Tichys Einblick
Tatort in der Kritik

Tatort zu Verschwörungstheorien: Was erlauben Thiel und Boerne?

Nicht Wenige sind der Meinung, dass man in Kriegszeiten keine albernen Witze machen und schon gar nicht ausstrahlen sollte. Daher gehen viele Pressestimmen und Kritiker mit dem aktuellen Tatort aus Münster hart ins Gericht.

Screenprint: ARD/Tatort

Das Presseecho zum aktuellen Tatort aus Münster geht dieses Mal hart ins Gericht mit dem Krimi am Sonntag; man empört sich über diesen „Klamauk“ (Spiegel), in dem es „von Minute zu Minute absurder wird“ (FAZ). Web-de fragt: „was soll dieser Blödsinn eigentlich?“, und laut n-tv sei dieser „Tatort“ „ein einziger Wegzapp-Moment“. Für die Wormser Zeitung drehen hier „alle durch, scheinbar auch die Macher“. Dabei ist es wohl eher so, wie es die Verfasserin des Drehbuchs, Astrid Ströher, andeutet: „wir leben ja auch in verrückten Zeiten“, weshalb sie das Drehbuch munter „heitere Haken schlagen lässt“ (RND) und das 20-jährige Jubiläum des Münsteraner Ermittlerteams nutzt, um „den Wahnsinn, der fast fieberhaft um sich greift, beinahe unwahnsinnig nüchtern“ darzustellen (Die Welt).

**ARBEITSAUFTRAG A:**
Entnimm dem Artikel über den Münsteraner Tatort den Abschnitt, der mit „Das Presseecho zum“ beginnt und bis einschließlich „darzustellen (Die Welt).“ reicht, und gib ihn wörtlich wieder.
**ARBEITSAUFTRAG B:**
Welches Jubiläum des Münsteraner Ermittlerteams nutzt das Drehbuch laut dem Artikel über den Tatort?
**ARBEITSAUFTRAG C:**
Schreibe den Artikel über die Kritik am Münsteraner Tatort im Anschluss an seinen letzten Satz weiter.

**BEREITGESTELLTES MATERIAL:**

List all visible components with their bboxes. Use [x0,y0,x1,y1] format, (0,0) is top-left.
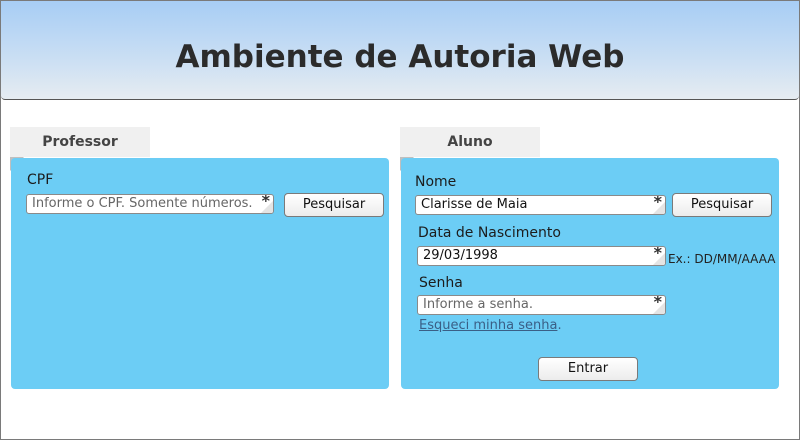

**LÖSUNG DER AUFGABE A:**
Das Presseecho zum aktuellen Tatort aus Münster geht dieses Mal hart ins Gericht mit dem Krimi am Sonntag; man empört sich über diesen „Klamauk“ (Spiegel), in dem es „von Minute zu Minute absurder wird“ (FAZ). Web-de fragt: „was soll dieser Blödsinn eigentlich?“, und laut n-tv sei dieser „Tatort“ „ein einziger Wegzapp-Moment“. Für die Wormser Zeitung drehen hier „alle durch, scheinbar auch die Macher“. Dabei ist es wohl eher so, wie es die Verfasserin des Drehbuchs, Astrid Ströher, andeutet: „wir leben ja auch in verrückten Zeiten“, weshalb sie das Drehbuch munter „heitere Haken schlagen lässt“ (RND) und das 20-jährige Jubiläum des Münsteraner Ermittlerteams nutzt, um „den Wahnsinn, der fast fieberhaft um sich greift, beinahe unwahnsinnig nüchtern“ darzustellen (Die Welt).

**LÖSUNG DER AUFGABE B:**
Das Drehbuch nutzt das 20-jährige Jubiläum des Münsteraner Ermittlerteams.

**LÖSUNG DER AUFGABE C:**
„Propheteus“ widmet sich wirren Verschwörungstheoretikern und ist dabei mal auf ganz andere Art witzig.“, meint die Schweriner Volkszeitung. Zwar beginnt dieser Tatort so wie die vorherige Episode „Des Teufels langer Atem“, nämlich mit einem verkaterten Erwachen, diesmal von Prof. Karl Friedrich Boerne, auf einer Bowling-Bahn, im Hawaii-Hemd und mit einem dicken blauen Auge, aber auf die gewohnten kriminalistischen Bahnen findet der Streifen nie wirklich zurück. Dort hatte man den Münsteraner Kriminalisten früher fast jede Extravaganz verziehen: Boernes groben Umgang mit seiner Assistentin, Vater Thiels ständige Drogengeschichten und die handfeste Art seines Sohns – aber beim Thema „Verschwörungstheorie“ scheint der Geduldsfaden mancher Kommentatoren gerissen zu sein. Mehrfach gibt es Seitenhiebe, darauf, dass man mit Hauptdarsteller Jan Josef Liefers in dieser Beziehung noch vor kurzem ein Hühnchen zu rupfen hatte: wegen dessen Engagement bei der gegen die Corona-Beschränkungen gerichteten Kampagne „allesdichtmachen“.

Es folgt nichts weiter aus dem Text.